* [WHAT YOU NEED TO DO]: Examine each line of the data. Copy those that contain the string "edge".

* [RECORD SET]:
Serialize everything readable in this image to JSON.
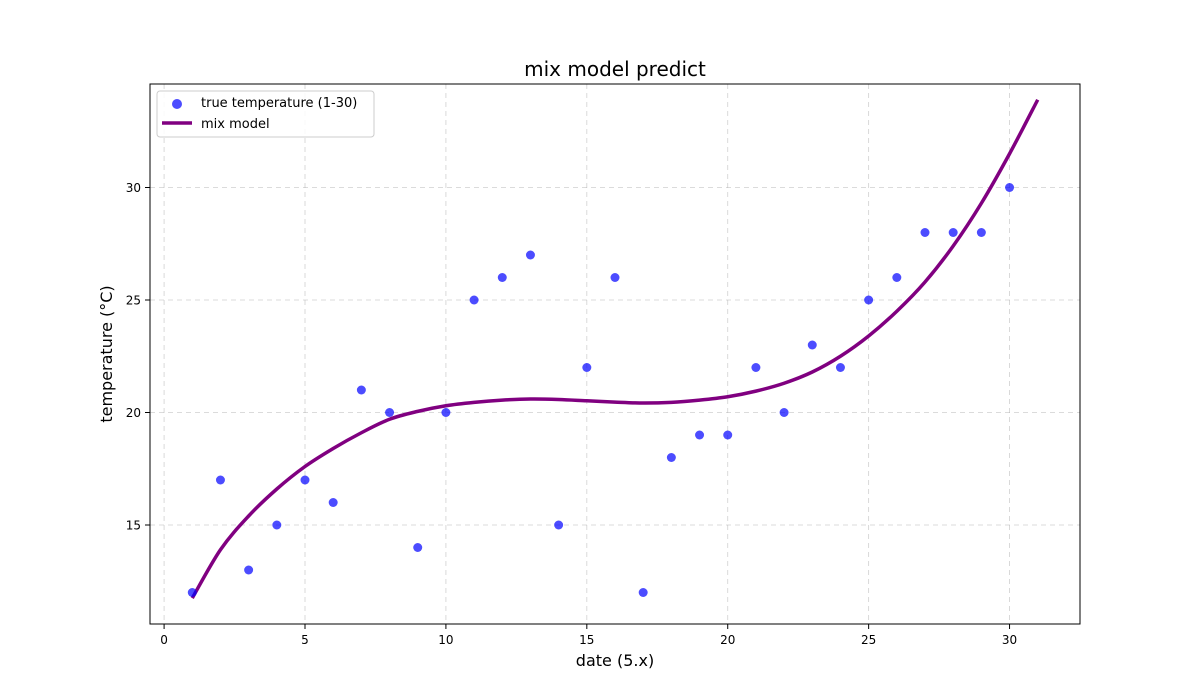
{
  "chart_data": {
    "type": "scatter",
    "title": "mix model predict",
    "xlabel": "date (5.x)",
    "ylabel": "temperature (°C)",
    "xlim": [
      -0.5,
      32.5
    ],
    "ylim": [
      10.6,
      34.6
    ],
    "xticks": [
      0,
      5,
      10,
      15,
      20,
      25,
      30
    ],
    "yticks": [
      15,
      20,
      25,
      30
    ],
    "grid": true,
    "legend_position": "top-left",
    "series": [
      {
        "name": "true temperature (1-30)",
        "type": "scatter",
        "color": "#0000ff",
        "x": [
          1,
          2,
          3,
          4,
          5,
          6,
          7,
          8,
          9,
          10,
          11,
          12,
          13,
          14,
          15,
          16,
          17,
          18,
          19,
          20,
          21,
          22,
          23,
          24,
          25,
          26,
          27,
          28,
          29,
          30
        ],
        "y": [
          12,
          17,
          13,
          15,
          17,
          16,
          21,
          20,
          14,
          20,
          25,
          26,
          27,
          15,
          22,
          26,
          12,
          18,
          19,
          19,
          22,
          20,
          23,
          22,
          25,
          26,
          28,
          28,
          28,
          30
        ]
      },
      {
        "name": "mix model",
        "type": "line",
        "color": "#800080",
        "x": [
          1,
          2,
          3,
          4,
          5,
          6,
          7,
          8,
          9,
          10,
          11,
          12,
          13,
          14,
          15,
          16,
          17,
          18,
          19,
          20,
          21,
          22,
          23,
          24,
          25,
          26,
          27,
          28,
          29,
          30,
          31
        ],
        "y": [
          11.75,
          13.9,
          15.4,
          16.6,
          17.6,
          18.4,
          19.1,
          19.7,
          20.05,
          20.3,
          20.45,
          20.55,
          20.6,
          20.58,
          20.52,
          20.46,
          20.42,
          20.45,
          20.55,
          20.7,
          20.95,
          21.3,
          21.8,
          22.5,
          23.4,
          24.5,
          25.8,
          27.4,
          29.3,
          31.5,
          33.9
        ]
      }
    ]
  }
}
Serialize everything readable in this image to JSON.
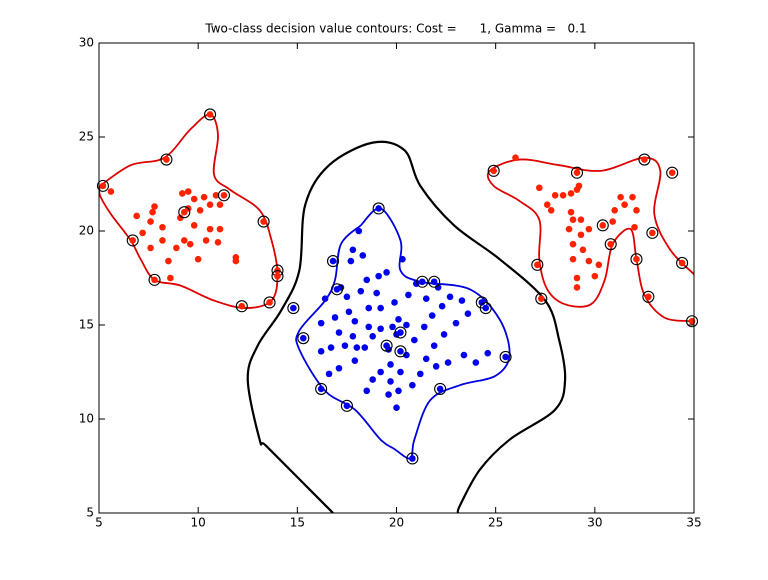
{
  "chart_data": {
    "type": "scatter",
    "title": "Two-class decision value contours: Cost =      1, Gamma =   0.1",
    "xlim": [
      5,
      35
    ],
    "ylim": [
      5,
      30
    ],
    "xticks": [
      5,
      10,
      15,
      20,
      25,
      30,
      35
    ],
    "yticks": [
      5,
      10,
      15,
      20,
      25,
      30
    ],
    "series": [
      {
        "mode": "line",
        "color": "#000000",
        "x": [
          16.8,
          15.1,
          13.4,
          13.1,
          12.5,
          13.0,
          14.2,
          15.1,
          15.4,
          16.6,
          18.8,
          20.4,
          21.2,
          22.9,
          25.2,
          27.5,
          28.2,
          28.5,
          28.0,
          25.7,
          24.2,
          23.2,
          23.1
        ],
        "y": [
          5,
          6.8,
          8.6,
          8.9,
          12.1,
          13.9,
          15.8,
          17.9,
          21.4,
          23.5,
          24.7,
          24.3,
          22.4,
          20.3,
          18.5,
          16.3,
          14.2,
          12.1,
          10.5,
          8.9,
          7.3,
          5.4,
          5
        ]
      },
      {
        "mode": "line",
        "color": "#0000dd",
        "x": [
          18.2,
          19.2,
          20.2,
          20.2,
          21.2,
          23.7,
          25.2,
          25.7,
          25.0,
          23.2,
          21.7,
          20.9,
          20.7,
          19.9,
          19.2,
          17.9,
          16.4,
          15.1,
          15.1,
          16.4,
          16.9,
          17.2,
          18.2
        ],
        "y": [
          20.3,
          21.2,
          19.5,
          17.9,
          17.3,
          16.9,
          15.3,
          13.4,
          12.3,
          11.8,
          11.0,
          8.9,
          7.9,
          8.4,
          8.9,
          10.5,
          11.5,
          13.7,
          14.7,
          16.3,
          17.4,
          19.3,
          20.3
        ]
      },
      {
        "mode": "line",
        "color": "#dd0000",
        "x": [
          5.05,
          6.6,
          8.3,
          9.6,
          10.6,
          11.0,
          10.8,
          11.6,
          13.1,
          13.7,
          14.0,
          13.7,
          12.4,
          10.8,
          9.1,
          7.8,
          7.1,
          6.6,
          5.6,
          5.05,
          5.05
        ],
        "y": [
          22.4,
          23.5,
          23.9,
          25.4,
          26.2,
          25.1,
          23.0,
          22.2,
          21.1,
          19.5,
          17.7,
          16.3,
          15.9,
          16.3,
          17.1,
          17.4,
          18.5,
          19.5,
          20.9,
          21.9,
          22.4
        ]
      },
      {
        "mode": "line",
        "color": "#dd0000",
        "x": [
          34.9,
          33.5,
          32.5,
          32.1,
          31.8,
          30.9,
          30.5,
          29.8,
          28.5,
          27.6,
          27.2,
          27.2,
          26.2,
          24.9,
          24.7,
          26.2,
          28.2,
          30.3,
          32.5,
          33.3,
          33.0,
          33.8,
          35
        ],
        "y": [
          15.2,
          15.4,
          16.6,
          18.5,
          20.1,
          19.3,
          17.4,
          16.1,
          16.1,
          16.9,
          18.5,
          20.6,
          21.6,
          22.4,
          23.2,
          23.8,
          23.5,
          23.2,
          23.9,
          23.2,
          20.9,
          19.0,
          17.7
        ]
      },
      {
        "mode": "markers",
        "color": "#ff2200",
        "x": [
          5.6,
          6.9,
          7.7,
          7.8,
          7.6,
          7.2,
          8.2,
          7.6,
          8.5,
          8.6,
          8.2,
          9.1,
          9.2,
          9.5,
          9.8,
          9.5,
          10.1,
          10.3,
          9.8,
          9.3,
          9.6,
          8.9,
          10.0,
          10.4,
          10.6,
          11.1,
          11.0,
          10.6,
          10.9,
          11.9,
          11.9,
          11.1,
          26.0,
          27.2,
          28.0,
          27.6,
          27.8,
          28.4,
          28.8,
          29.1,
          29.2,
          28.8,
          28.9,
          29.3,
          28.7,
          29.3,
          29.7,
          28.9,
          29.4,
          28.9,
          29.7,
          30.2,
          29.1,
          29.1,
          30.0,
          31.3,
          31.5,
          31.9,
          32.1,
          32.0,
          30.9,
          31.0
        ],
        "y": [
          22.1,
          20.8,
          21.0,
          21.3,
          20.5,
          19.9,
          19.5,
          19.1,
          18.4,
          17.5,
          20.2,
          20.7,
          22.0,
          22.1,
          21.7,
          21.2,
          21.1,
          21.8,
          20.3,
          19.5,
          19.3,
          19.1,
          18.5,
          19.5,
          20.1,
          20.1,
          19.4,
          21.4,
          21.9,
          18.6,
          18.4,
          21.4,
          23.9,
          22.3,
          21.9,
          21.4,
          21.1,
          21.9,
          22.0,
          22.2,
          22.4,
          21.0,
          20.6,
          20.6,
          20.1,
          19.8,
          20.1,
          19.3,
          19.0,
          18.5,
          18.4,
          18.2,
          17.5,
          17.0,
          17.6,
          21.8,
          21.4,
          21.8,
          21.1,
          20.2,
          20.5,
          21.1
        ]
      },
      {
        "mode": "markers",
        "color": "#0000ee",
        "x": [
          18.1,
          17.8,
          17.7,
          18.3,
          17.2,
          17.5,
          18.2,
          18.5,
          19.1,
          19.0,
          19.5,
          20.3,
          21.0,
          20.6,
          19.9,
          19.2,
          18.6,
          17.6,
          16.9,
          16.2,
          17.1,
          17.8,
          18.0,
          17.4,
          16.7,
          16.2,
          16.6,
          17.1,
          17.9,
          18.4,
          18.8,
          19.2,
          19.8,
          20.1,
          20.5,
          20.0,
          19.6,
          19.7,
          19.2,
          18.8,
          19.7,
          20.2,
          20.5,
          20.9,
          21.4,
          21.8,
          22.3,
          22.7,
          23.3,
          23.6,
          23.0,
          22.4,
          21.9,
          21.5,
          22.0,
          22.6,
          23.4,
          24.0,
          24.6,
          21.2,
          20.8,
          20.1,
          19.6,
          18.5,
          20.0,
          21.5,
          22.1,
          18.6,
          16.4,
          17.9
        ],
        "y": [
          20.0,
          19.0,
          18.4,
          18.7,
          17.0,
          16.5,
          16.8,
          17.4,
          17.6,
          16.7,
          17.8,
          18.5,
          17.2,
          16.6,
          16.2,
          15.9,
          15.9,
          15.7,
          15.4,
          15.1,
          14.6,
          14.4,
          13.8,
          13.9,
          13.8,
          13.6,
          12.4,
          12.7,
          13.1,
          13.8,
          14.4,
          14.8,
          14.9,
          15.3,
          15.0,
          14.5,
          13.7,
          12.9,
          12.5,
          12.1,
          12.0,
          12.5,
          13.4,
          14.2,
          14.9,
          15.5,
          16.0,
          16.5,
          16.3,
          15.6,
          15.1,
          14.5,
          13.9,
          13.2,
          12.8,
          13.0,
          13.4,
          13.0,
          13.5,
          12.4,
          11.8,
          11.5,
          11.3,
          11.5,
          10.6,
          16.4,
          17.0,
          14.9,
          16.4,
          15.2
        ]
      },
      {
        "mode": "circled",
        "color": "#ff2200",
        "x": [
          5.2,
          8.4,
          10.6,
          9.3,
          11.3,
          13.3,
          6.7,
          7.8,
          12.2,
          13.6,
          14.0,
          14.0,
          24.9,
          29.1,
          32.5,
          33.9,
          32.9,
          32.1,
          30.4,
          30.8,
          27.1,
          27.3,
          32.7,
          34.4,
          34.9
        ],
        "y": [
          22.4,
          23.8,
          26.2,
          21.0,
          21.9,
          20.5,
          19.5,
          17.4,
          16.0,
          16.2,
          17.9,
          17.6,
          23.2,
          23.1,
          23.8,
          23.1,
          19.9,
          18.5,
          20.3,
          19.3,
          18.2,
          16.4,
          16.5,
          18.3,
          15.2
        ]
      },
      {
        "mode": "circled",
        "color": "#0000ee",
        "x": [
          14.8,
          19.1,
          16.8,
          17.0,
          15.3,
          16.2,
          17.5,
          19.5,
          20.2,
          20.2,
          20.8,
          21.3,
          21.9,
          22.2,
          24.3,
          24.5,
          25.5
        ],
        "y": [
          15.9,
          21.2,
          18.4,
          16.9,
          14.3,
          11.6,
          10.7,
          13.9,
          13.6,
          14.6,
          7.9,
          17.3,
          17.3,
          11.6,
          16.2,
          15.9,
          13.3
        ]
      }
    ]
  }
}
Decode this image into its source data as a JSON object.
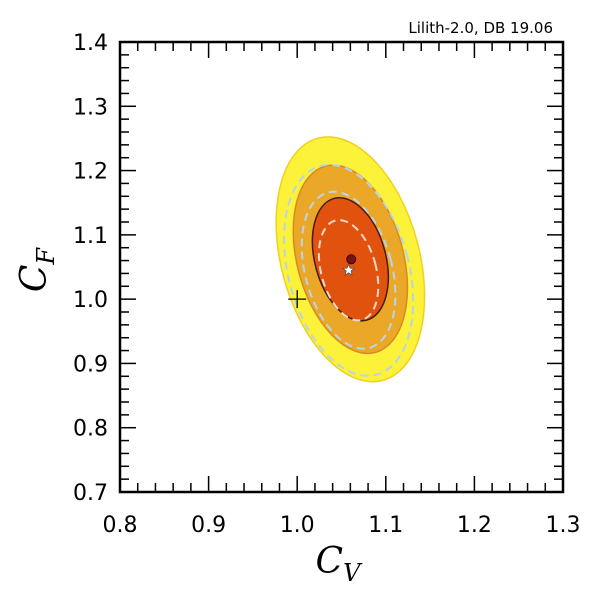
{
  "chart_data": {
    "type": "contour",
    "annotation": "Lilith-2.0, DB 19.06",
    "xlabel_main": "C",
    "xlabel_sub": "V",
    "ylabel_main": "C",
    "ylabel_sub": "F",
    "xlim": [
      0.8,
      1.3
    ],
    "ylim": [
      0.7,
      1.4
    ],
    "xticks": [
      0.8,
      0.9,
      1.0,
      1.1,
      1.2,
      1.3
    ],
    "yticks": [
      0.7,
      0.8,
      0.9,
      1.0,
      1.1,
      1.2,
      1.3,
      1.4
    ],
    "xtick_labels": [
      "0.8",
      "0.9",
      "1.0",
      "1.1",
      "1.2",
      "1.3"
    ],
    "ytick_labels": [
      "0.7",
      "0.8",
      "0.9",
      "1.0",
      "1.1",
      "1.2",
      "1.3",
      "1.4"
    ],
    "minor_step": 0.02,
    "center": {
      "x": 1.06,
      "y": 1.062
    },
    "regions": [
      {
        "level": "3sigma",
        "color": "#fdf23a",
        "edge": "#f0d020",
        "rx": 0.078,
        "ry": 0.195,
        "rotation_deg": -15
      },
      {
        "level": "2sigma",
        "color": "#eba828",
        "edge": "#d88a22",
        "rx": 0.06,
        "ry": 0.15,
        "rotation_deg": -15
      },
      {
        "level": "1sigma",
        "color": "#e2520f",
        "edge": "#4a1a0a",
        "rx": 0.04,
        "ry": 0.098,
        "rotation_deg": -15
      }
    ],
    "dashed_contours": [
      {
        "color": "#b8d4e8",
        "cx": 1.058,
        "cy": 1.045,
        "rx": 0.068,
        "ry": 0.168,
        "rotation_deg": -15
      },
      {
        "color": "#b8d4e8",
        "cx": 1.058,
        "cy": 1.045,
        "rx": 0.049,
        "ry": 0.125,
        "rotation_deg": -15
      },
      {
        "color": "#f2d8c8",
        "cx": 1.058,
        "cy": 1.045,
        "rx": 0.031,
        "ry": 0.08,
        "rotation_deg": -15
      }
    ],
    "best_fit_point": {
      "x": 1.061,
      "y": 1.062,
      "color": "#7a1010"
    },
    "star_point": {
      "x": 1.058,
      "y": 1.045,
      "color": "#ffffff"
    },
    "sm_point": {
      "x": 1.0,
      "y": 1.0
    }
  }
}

* [SOLUTION FOR THIS TASK]:
        "edge": "#f0d020",
        "edge": "#d88a22",
        "edge": "#4a1a0a",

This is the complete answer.